> _TASK_
Print the data exactly as it is given, please.
::::::::
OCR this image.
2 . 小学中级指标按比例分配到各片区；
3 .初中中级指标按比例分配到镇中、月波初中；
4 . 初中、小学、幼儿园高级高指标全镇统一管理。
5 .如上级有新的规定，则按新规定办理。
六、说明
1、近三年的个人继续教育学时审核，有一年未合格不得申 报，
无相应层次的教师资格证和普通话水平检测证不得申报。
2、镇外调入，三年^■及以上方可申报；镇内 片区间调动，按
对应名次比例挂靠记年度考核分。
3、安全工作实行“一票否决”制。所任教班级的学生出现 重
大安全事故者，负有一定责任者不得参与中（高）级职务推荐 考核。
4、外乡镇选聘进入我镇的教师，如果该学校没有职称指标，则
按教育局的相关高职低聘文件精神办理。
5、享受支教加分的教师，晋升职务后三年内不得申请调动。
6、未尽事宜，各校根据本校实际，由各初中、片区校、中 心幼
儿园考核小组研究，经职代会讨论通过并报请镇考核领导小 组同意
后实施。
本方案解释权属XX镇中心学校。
::::::::
> _COMPLETE RESPONSE_
OCR this image.
2 . 小学中级指标按比例分配到各片区；
3 .初中中级指标按比例分配到镇中、月波初中；
4 . 初中、小学、幼儿园高级高指标全镇统一管理。
5 .如上级有新的规定，则按新规定办理。
六、说明
1、近三年的个人继续教育学时审核，有一年未合格不得申 报，
无相应层次的教师资格证和普通话水平检测证不得申报。
2、镇外调入，三年^■及以上方可申报；镇内 片区间调动，按
对应名次比例挂靠记年度考核分。
3、安全工作实行“一票否决”制。所任教班级的学生出现 重
大安全事故者，负有一定责任者不得参与中（高）级职务推荐 考核。
4、外乡镇选聘进入我镇的教师，如果该学校没有职称指标，则
按教育局的相关高职低聘文件精神办理。
5、享受支教加分的教师，晋升职务后三年内不得申请调动。
6、未尽事宜，各校根据本校实际，由各初中、片区校、中 心幼
儿园考核小组研究，经职代会讨论通过并报请镇考核领导小 组同意
后实施。
本方案解释权属XX镇中心学校。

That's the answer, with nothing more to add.